*Task to complete*
Can you transcribe every entry word for word, skipping the images?

*Excerpted records*
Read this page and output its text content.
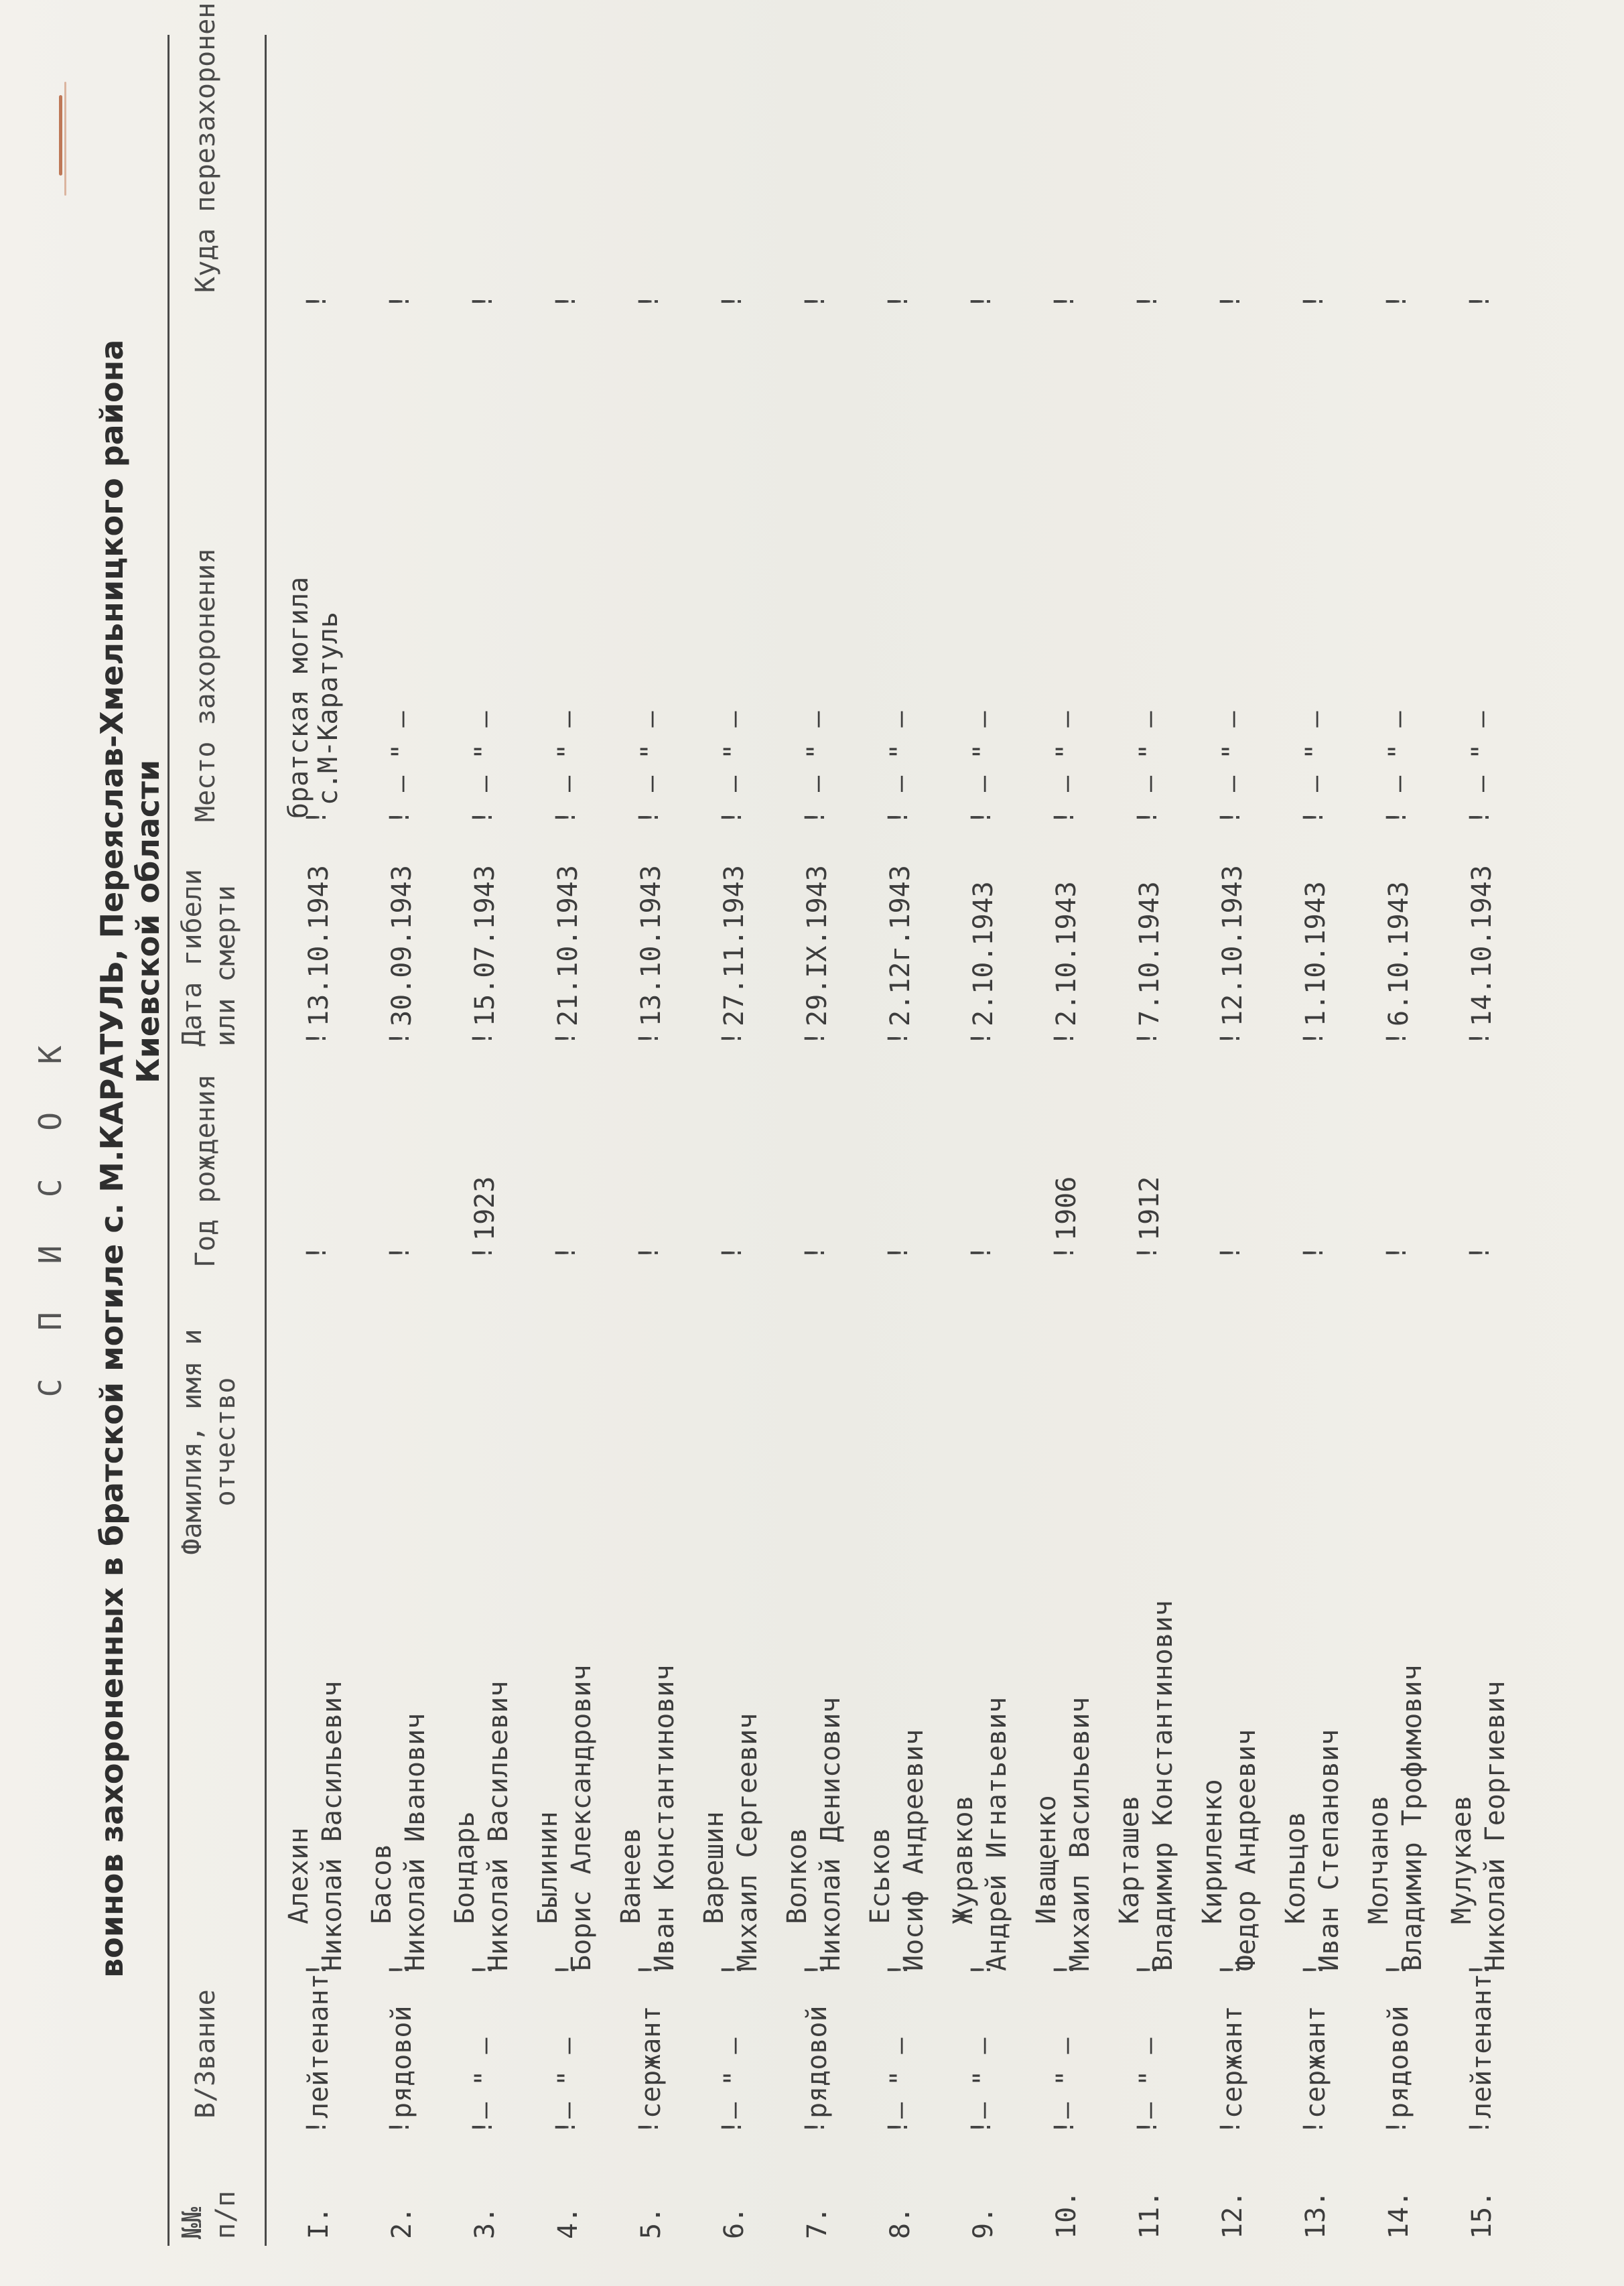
С П И С О К воинов захороненных в братской могиле с. М.КАРАТУЛЬ, Переяслав-Хмельницкого района Киевской области
№№ п/п
В/Звание
Фамилия, имя и отчество
Год рождения
Дата гибели или смерти
Место захоронения
Куда перезахоронен
I.
лейтенант
Алехин Николай Васильевич
13.10.1943
братская могила
с.М-Каратуль
!
!
!
!
!
!
2.
рядовой
Басов Николай Иванович
30.09.1943
– " –
!
!
!
!
!
!
3.
– " –
Бондарь Николай Васильевич
1923
15.07.1943
– " –
!
!
!
!
!
!
4.
– " –
Былинин Борис Александрович
21.10.1943
– " –
!
!
!
!
!
!
5.
сержант
Ванеев Иван Константинович
13.10.1943
– " –
!
!
!
!
!
!
6.
– " –
Варешин Михаил Сергеевич
27.11.1943
– " –
!
!
!
!
!
!
7.
рядовой
Волков Николай Денисович
29.IX.1943
– " –
!
!
!
!
!
!
8.
– " –
Еськов Иосиф Андреевич
2.12г.1943
– " –
!
!
!
!
!
!
9.
– " –
Журавков Андрей Игнатьевич
2.10.1943
– " –
!
!
!
!
!
!
10.
– " –
Иващенко Михаил Васильевич
1906
2.10.1943
– " –
!
!
!
!
!
!
11.
– " –
Карташев Владимир Константинович
1912
7.10.1943
– " –
!
!
!
!
!
!
12.
сержант
Кириленко Федор Андреевич
12.10.1943
– " –
!
!
!
!
!
!
13.
сержант
Кольцов Иван Степанович
1.10.1943
– " –
!
!
!
!
!
!
14.
рядовой
Молчанов Владимир Трофимович
6.10.1943
– " –
!
!
!
!
!
!
15.
лейтенант
Мулукаев Николай Георгиевич
14.10.1943
– " –
!
!
!
!
!
!
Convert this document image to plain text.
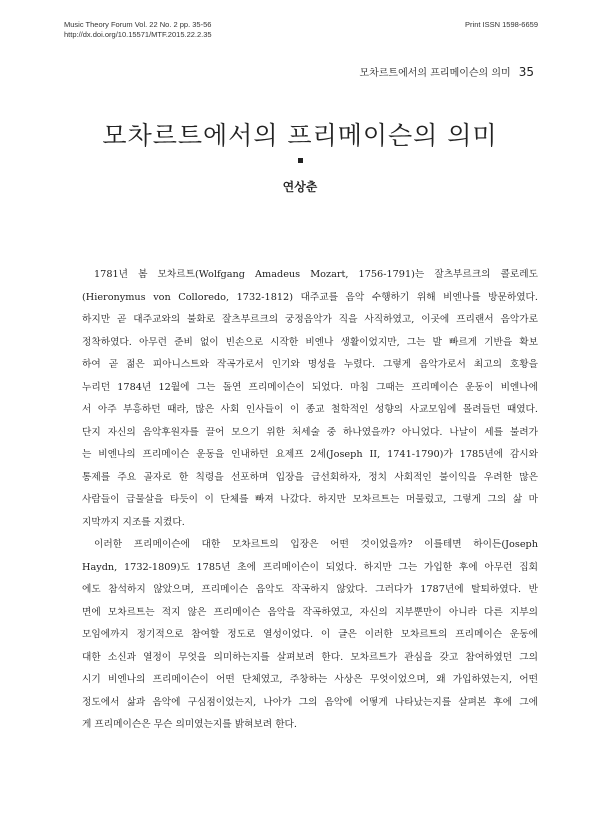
Music Theory Forum Vol. 22 No. 2 pp. 35-56
http://dx.doi.org/10.15571/MTF.2015.22.2.35
Print ISSN 1598-6659
모차르트에서의 프리메이슨의 의미 35
모차르트에서의 프리메이슨의 의미
연상춘
1781년 봄 모차르트(Wolfgang Amadeus Mozart, 1756-1791)는 잘츠부르크의 콜로레도
(Hieronymus von Colloredo, 1732-1812) 대주교를 음악 수행하기 위해 비엔나를 방문하였다.
하지만 곧 대주교와의 불화로 잘츠부르크의 궁정음악가 직을 사직하였고, 이곳에 프리랜서 음악가로
정착하였다. 아무런 준비 없이 빈손으로 시작한 비엔나 생활이었지만, 그는 발 빠르게 기반을 확보
하여 곧 젊은 피아니스트와 작곡가로서 인기와 명성을 누렸다. 그렇게 음악가로서 최고의 호황을
누리던 1784년 12월에 그는 돌연 프리메이슨이 되었다. 마침 그때는 프리메이슨 운동이 비엔나에
서 아주 부흥하던 때라, 많은 사회 인사들이 이 종교 철학적인 성향의 사교모임에 몰려들던 때였다.
단지 자신의 음악후원자를 끌어 모으기 위한 처세술 중 하나였을까? 아니었다. 나날이 세를 불려가
는 비엔나의 프리메이슨 운동을 인내하던 요제프 2세(Joseph II, 1741-1790)가 1785년에 감시와
통제를 주요 골자로 한 칙령을 선포하며 입장을 급선회하자, 정치 사회적인 불이익을 우려한 많은
사람들이 급물살을 타듯이 이 단체를 빠져 나갔다. 하지만 모차르트는 머물렀고, 그렇게 그의 삶 마
지막까지 지조를 지켰다.
이러한 프리메이슨에 대한 모차르트의 입장은 어떤 것이었을까? 이를테면 하이든(Joseph
Haydn, 1732-1809)도 1785년 초에 프리메이슨이 되었다. 하지만 그는 가입한 후에 아무런 집회
에도 참석하지 않았으며, 프리메이슨 음악도 작곡하지 않았다. 그러다가 1787년에 탈퇴하였다. 반
면에 모차르트는 적지 않은 프리메이슨 음악을 작곡하였고, 자신의 지부뿐만이 아니라 다른 지부의
모임에까지 정기적으로 참여할 정도로 열성이었다. 이 글은 이러한 모차르트의 프리메이슨 운동에
대한 소신과 열정이 무엇을 의미하는지를 살펴보려 한다. 모차르트가 관심을 갖고 참여하였던 그의
시기 비엔나의 프리메이슨이 어떤 단체였고, 주창하는 사상은 무엇이었으며, 왜 가입하였는지, 어떤
정도에서 삶과 음악에 구심점이었는지, 나아가 그의 음악에 어떻게 나타났는지를 살펴본 후에 그에
게 프리메이슨은 무슨 의미였는지를 밝혀보려 한다.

*Output of the task*
Read this page and output its text content.
С П И С О К воинов захороненных в братской могиле с. М.КАРАТУЛЬ, Переяслав-Хмельницкого района Киевской области
№№ п/п
В/Звание
Фамилия, имя и отчество
Год рождения
Дата гибели или смерти
Место захоронения
Куда перезахоронен
I.
лейтенант
Алехин Николай Васильевич
13.10.1943
братская могила
с.М-Каратуль
!
!
!
!
!
!
2.
рядовой
Басов Николай Иванович
30.09.1943
– " –
!
!
!
!
!
!
3.
– " –
Бондарь Николай Васильевич
1923
15.07.1943
– " –
!
!
!
!
!
!
4.
– " –
Былинин Борис Александрович
21.10.1943
– " –
!
!
!
!
!
!
5.
сержант
Ванеев Иван Константинович
13.10.1943
– " –
!
!
!
!
!
!
6.
– " –
Варешин Михаил Сергеевич
27.11.1943
– " –
!
!
!
!
!
!
7.
рядовой
Волков Николай Денисович
29.IX.1943
– " –
!
!
!
!
!
!
8.
– " –
Еськов Иосиф Андреевич
2.12г.1943
– " –
!
!
!
!
!
!
9.
– " –
Журавков Андрей Игнатьевич
2.10.1943
– " –
!
!
!
!
!
!
10.
– " –
Иващенко Михаил Васильевич
1906
2.10.1943
– " –
!
!
!
!
!
!
11.
– " –
Карташев Владимир Константинович
1912
7.10.1943
– " –
!
!
!
!
!
!
12.
сержант
Кириленко Федор Андреевич
12.10.1943
– " –
!
!
!
!
!
!
13.
сержант
Кольцов Иван Степанович
1.10.1943
– " –
!
!
!
!
!
!
14.
рядовой
Молчанов Владимир Трофимович
6.10.1943
– " –
!
!
!
!
!
!
15.
лейтенант
Мулукаев Николай Георгиевич
14.10.1943
– " –
!
!
!
!
!
!
Convert this document image to plain text.
Music Theory Forum Vol. 22 No. 2 pp. 35-56
http://dx.doi.org/10.15571/MTF.2015.22.2.35
Print ISSN 1598-6659
모차르트에서의 프리메이슨의 의미 35
모차르트에서의 프리메이슨의 의미
연상춘
1781년 봄 모차르트(Wolfgang Amadeus Mozart, 1756-1791)는 잘츠부르크의 콜로레도
(Hieronymus von Colloredo, 1732-1812) 대주교를 음악 수행하기 위해 비엔나를 방문하였다.
하지만 곧 대주교와의 불화로 잘츠부르크의 궁정음악가 직을 사직하였고, 이곳에 프리랜서 음악가로
정착하였다. 아무런 준비 없이 빈손으로 시작한 비엔나 생활이었지만, 그는 발 빠르게 기반을 확보
하여 곧 젊은 피아니스트와 작곡가로서 인기와 명성을 누렸다. 그렇게 음악가로서 최고의 호황을
누리던 1784년 12월에 그는 돌연 프리메이슨이 되었다. 마침 그때는 프리메이슨 운동이 비엔나에
서 아주 부흥하던 때라, 많은 사회 인사들이 이 종교 철학적인 성향의 사교모임에 몰려들던 때였다.
단지 자신의 음악후원자를 끌어 모으기 위한 처세술 중 하나였을까? 아니었다. 나날이 세를 불려가
는 비엔나의 프리메이슨 운동을 인내하던 요제프 2세(Joseph II, 1741-1790)가 1785년에 감시와
통제를 주요 골자로 한 칙령을 선포하며 입장을 급선회하자, 정치 사회적인 불이익을 우려한 많은
사람들이 급물살을 타듯이 이 단체를 빠져 나갔다. 하지만 모차르트는 머물렀고, 그렇게 그의 삶 마
지막까지 지조를 지켰다.
이러한 프리메이슨에 대한 모차르트의 입장은 어떤 것이었을까? 이를테면 하이든(Joseph
Haydn, 1732-1809)도 1785년 초에 프리메이슨이 되었다. 하지만 그는 가입한 후에 아무런 집회
에도 참석하지 않았으며, 프리메이슨 음악도 작곡하지 않았다. 그러다가 1787년에 탈퇴하였다. 반
면에 모차르트는 적지 않은 프리메이슨 음악을 작곡하였고, 자신의 지부뿐만이 아니라 다른 지부의
모임에까지 정기적으로 참여할 정도로 열성이었다. 이 글은 이러한 모차르트의 프리메이슨 운동에
대한 소신과 열정이 무엇을 의미하는지를 살펴보려 한다. 모차르트가 관심을 갖고 참여하였던 그의
시기 비엔나의 프리메이슨이 어떤 단체였고, 주창하는 사상은 무엇이었으며, 왜 가입하였는지, 어떤
정도에서 삶과 음악에 구심점이었는지, 나아가 그의 음악에 어떻게 나타났는지를 살펴본 후에 그에
게 프리메이슨은 무슨 의미였는지를 밝혀보려 한다.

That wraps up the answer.